### WHAT YOU HAVE TO DO
Your task is to print the material below exactly as presented.

### RECORDS
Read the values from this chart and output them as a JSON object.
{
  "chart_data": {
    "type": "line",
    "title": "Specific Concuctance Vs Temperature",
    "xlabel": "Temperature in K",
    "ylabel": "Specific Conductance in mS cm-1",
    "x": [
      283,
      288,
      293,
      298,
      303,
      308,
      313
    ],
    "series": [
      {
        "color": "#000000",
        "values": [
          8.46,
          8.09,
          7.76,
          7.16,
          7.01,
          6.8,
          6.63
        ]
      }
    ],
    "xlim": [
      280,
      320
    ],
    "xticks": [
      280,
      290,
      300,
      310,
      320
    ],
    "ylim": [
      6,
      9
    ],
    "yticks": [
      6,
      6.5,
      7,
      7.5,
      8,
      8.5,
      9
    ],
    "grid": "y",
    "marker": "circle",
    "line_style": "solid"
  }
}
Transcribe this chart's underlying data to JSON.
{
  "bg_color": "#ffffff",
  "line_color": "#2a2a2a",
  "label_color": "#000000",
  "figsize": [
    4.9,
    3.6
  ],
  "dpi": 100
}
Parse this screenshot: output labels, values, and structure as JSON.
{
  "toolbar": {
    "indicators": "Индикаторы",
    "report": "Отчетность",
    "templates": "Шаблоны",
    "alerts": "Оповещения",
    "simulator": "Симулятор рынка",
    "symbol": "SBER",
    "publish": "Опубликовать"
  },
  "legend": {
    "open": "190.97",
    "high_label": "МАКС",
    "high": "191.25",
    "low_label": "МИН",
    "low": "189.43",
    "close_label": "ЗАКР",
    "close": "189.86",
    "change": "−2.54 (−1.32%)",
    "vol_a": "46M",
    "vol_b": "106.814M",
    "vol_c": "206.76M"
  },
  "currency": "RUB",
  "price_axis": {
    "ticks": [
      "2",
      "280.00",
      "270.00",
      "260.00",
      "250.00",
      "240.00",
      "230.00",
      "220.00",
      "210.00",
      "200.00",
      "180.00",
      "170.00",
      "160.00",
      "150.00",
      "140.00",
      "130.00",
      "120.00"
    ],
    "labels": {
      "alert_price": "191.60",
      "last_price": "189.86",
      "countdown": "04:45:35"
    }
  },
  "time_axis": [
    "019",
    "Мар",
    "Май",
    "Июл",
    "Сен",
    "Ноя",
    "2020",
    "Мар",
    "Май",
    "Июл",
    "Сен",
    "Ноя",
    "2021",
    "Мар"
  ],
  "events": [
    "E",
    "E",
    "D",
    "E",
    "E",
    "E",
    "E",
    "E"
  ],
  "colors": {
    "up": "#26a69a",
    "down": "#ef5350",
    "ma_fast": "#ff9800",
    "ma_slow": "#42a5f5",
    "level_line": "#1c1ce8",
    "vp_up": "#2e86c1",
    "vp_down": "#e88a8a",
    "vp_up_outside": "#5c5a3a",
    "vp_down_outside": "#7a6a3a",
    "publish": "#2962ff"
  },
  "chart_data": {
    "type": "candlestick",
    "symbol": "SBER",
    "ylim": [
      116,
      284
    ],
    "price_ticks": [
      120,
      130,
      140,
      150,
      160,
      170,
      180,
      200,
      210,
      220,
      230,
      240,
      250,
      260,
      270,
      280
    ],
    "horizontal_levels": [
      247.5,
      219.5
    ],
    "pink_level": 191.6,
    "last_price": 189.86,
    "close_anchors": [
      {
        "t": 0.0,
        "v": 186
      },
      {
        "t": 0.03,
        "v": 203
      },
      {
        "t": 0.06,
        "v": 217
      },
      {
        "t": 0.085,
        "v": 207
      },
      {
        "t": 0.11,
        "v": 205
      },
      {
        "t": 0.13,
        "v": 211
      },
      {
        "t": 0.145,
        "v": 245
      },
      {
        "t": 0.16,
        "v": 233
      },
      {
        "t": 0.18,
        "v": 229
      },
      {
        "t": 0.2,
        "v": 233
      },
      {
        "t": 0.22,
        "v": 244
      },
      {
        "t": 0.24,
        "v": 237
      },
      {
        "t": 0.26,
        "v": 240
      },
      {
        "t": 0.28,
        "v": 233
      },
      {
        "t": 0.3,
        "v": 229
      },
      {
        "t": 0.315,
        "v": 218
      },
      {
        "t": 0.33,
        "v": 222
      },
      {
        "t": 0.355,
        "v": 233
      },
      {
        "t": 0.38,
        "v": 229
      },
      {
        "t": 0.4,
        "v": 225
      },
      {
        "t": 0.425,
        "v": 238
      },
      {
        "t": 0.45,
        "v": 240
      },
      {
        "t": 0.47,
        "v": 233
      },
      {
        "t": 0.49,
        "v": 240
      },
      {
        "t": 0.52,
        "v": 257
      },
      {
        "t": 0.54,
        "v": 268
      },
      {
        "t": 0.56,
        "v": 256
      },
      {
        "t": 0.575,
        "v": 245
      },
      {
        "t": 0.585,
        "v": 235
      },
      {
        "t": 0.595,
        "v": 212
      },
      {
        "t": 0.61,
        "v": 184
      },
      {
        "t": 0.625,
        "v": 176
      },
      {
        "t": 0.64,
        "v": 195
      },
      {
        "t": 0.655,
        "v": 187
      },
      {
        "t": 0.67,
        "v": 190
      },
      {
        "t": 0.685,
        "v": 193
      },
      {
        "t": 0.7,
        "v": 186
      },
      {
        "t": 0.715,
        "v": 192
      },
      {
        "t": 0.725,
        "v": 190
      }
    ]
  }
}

### WRITTEN REPLY
Read the values from this chart and output them as a JSON object.
{
  "chart_data": {
    "type": "line",
    "title": "Specific Concuctance Vs Temperature",
    "xlabel": "Temperature in K",
    "ylabel": "Specific Conductance in mS cm-1",
    "x": [
      283,
      288,
      293,
      298,
      303,
      308,
      313
    ],
    "series": [
      {
        "color": "#000000",
        "values": [
          8.46,
          8.09,
          7.76,
          7.16,
          7.01,
          6.8,
          6.63
        ]
      }
    ],
    "xlim": [
      280,
      320
    ],
    "xticks": [
      280,
      290,
      300,
      310,
      320
    ],
    "ylim": [
      6,
      9
    ],
    "yticks": [
      6,
      6.5,
      7,
      7.5,
      8,
      8.5,
      9
    ],
    "grid": "y",
    "marker": "circle",
    "line_style": "solid"
  }
}
Transcribe this chart's underlying data to JSON.
{
  "bg_color": "#ffffff",
  "line_color": "#2a2a2a",
  "label_color": "#000000",
  "figsize": [
    4.9,
    3.6
  ],
  "dpi": 100
}
Parse this screenshot: output labels, values, and structure as JSON.
{
  "toolbar": {
    "indicators": "Индикаторы",
    "report": "Отчетность",
    "templates": "Шаблоны",
    "alerts": "Оповещения",
    "simulator": "Симулятор рынка",
    "symbol": "SBER",
    "publish": "Опубликовать"
  },
  "legend": {
    "open": "190.97",
    "high_label": "МАКС",
    "high": "191.25",
    "low_label": "МИН",
    "low": "189.43",
    "close_label": "ЗАКР",
    "close": "189.86",
    "change": "−2.54 (−1.32%)",
    "vol_a": "46M",
    "vol_b": "106.814M",
    "vol_c": "206.76M"
  },
  "currency": "RUB",
  "price_axis": {
    "ticks": [
      "2",
      "280.00",
      "270.00",
      "260.00",
      "250.00",
      "240.00",
      "230.00",
      "220.00",
      "210.00",
      "200.00",
      "180.00",
      "170.00",
      "160.00",
      "150.00",
      "140.00",
      "130.00",
      "120.00"
    ],
    "labels": {
      "alert_price": "191.60",
      "last_price": "189.86",
      "countdown": "04:45:35"
    }
  },
  "time_axis": [
    "019",
    "Мар",
    "Май",
    "Июл",
    "Сен",
    "Ноя",
    "2020",
    "Мар",
    "Май",
    "Июл",
    "Сен",
    "Ноя",
    "2021",
    "Мар"
  ],
  "events": [
    "E",
    "E",
    "D",
    "E",
    "E",
    "E",
    "E",
    "E"
  ],
  "colors": {
    "up": "#26a69a",
    "down": "#ef5350",
    "ma_fast": "#ff9800",
    "ma_slow": "#42a5f5",
    "level_line": "#1c1ce8",
    "vp_up": "#2e86c1",
    "vp_down": "#e88a8a",
    "vp_up_outside": "#5c5a3a",
    "vp_down_outside": "#7a6a3a",
    "publish": "#2962ff"
  },
  "chart_data": {
    "type": "candlestick",
    "symbol": "SBER",
    "ylim": [
      116,
      284
    ],
    "price_ticks": [
      120,
      130,
      140,
      150,
      160,
      170,
      180,
      200,
      210,
      220,
      230,
      240,
      250,
      260,
      270,
      280
    ],
    "horizontal_levels": [
      247.5,
      219.5
    ],
    "pink_level": 191.6,
    "last_price": 189.86,
    "close_anchors": [
      {
        "t": 0.0,
        "v": 186
      },
      {
        "t": 0.03,
        "v": 203
      },
      {
        "t": 0.06,
        "v": 217
      },
      {
        "t": 0.085,
        "v": 207
      },
      {
        "t": 0.11,
        "v": 205
      },
      {
        "t": 0.13,
        "v": 211
      },
      {
        "t": 0.145,
        "v": 245
      },
      {
        "t": 0.16,
        "v": 233
      },
      {
        "t": 0.18,
        "v": 229
      },
      {
        "t": 0.2,
        "v": 233
      },
      {
        "t": 0.22,
        "v": 244
      },
      {
        "t": 0.24,
        "v": 237
      },
      {
        "t": 0.26,
        "v": 240
      },
      {
        "t": 0.28,
        "v": 233
      },
      {
        "t": 0.3,
        "v": 229
      },
      {
        "t": 0.315,
        "v": 218
      },
      {
        "t": 0.33,
        "v": 222
      },
      {
        "t": 0.355,
        "v": 233
      },
      {
        "t": 0.38,
        "v": 229
      },
      {
        "t": 0.4,
        "v": 225
      },
      {
        "t": 0.425,
        "v": 238
      },
      {
        "t": 0.45,
        "v": 240
      },
      {
        "t": 0.47,
        "v": 233
      },
      {
        "t": 0.49,
        "v": 240
      },
      {
        "t": 0.52,
        "v": 257
      },
      {
        "t": 0.54,
        "v": 268
      },
      {
        "t": 0.56,
        "v": 256
      },
      {
        "t": 0.575,
        "v": 245
      },
      {
        "t": 0.585,
        "v": 235
      },
      {
        "t": 0.595,
        "v": 212
      },
      {
        "t": 0.61,
        "v": 184
      },
      {
        "t": 0.625,
        "v": 176
      },
      {
        "t": 0.64,
        "v": 195
      },
      {
        "t": 0.655,
        "v": 187
      },
      {
        "t": 0.67,
        "v": 190
      },
      {
        "t": 0.685,
        "v": 193
      },
      {
        "t": 0.7,
        "v": 186
      },
      {
        "t": 0.715,
        "v": 192
      },
      {
        "t": 0.725,
        "v": 190
      }
    ]
  }
}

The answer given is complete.